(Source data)
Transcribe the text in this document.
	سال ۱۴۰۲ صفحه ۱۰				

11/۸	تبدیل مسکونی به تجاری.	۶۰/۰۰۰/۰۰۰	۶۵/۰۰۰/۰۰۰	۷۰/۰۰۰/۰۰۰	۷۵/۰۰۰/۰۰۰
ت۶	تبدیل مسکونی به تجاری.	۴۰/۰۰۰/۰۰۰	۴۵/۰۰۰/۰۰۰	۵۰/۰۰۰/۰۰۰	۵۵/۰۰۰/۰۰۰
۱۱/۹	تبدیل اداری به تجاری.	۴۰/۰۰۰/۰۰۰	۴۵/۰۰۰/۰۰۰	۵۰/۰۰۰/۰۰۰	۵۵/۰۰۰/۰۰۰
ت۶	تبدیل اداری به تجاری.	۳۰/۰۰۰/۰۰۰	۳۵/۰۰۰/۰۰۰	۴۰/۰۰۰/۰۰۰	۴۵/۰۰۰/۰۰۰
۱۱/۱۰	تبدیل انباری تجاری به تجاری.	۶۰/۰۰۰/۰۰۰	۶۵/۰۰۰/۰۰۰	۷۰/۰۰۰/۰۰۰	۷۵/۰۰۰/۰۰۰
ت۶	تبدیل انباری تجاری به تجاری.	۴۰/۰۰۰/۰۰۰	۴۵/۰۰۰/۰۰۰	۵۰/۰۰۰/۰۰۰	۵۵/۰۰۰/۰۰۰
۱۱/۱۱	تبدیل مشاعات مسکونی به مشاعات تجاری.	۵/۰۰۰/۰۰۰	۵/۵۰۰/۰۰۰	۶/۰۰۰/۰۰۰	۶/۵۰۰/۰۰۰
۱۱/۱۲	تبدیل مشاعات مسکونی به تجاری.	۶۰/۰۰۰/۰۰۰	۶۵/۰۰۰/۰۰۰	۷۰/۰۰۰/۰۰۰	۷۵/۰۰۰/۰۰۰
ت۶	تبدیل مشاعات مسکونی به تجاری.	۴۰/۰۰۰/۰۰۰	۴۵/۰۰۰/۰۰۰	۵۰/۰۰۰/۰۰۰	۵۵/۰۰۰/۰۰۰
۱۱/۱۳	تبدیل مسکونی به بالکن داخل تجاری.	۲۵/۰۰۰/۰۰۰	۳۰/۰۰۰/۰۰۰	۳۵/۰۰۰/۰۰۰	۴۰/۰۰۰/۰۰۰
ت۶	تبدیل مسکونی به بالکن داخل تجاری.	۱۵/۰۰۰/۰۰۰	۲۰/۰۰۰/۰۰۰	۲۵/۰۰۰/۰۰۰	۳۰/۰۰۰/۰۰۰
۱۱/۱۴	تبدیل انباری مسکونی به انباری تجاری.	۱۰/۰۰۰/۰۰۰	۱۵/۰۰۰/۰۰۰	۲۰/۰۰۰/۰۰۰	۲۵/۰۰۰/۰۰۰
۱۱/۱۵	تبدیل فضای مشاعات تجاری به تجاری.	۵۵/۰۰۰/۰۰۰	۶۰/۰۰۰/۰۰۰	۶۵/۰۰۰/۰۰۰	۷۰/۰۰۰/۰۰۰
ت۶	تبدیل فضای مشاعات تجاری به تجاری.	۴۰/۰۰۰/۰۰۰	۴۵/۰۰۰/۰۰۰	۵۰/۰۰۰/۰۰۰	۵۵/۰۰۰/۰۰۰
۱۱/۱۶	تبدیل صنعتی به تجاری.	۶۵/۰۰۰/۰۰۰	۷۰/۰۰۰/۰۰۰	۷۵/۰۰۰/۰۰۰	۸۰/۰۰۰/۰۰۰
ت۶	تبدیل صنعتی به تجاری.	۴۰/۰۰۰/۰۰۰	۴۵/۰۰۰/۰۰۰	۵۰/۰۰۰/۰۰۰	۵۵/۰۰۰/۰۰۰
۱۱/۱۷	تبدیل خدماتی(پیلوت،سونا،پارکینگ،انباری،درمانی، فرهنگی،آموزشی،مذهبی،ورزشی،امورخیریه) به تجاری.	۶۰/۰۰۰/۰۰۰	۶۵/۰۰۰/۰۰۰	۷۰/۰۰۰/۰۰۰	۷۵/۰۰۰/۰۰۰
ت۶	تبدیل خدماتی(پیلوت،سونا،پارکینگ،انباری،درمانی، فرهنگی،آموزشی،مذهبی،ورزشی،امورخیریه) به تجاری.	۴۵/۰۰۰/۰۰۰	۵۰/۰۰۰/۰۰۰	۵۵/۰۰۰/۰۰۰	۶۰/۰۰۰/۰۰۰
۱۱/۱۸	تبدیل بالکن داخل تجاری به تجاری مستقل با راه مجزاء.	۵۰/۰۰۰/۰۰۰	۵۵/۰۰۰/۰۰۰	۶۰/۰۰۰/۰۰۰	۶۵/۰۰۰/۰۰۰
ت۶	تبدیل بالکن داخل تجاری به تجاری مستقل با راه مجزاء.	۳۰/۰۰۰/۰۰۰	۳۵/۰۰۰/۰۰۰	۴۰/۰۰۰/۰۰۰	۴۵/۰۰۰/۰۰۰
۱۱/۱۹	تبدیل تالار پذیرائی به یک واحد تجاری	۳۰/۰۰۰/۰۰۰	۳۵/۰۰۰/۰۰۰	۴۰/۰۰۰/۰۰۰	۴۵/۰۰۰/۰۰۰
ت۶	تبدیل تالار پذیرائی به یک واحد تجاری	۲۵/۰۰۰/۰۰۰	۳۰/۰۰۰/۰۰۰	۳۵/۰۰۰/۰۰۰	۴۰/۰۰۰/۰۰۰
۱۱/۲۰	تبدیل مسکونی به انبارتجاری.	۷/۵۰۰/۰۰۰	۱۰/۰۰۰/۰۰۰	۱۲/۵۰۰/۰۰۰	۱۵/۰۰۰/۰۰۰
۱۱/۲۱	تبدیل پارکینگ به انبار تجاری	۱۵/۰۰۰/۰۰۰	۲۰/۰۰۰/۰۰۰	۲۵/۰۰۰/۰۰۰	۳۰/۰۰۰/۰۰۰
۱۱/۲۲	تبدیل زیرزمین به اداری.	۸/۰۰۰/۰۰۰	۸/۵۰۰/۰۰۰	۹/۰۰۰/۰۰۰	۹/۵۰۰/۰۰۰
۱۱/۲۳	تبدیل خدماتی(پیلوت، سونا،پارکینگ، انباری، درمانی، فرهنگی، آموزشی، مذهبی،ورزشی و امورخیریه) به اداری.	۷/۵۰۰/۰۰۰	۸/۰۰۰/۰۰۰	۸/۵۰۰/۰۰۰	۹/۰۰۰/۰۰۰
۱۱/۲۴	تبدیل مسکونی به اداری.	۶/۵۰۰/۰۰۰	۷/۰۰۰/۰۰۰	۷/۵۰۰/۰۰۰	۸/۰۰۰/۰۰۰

◆ WORK TO BE COMPLETED
Where a line holds the string "اداری", copy that line.

◆ COMPLETE RESPONSE
۱۱/۹	تبدیل اداری به تجاری.	۴۰/۰۰۰/۰۰۰	۴۵/۰۰۰/۰۰۰	۵۰/۰۰۰/۰۰۰	۵۵/۰۰۰/۰۰۰
ت۶	تبدیل اداری به تجاری.	۳۰/۰۰۰/۰۰۰	۳۵/۰۰۰/۰۰۰	۴۰/۰۰۰/۰۰۰	۴۵/۰۰۰/۰۰۰
۱۱/۲۲	تبدیل زیرزمین به اداری.	۸/۰۰۰/۰۰۰	۸/۵۰۰/۰۰۰	۹/۰۰۰/۰۰۰	۹/۵۰۰/۰۰۰
۱۱/۲۳	تبدیل خدماتی(پیلوت، سونا،پارکینگ، انباری، درمانی، فرهنگی، آموزشی، مذهبی،ورزشی و امورخیریه) به اداری.	۷/۵۰۰/۰۰۰	۸/۰۰۰/۰۰۰	۸/۵۰۰/۰۰۰	۹/۰۰۰/۰۰۰
۱۱/۲۴	تبدیل مسکونی به اداری.	۶/۵۰۰/۰۰۰	۷/۰۰۰/۰۰۰	۷/۵۰۰/۰۰۰	۸/۰۰۰/۰۰۰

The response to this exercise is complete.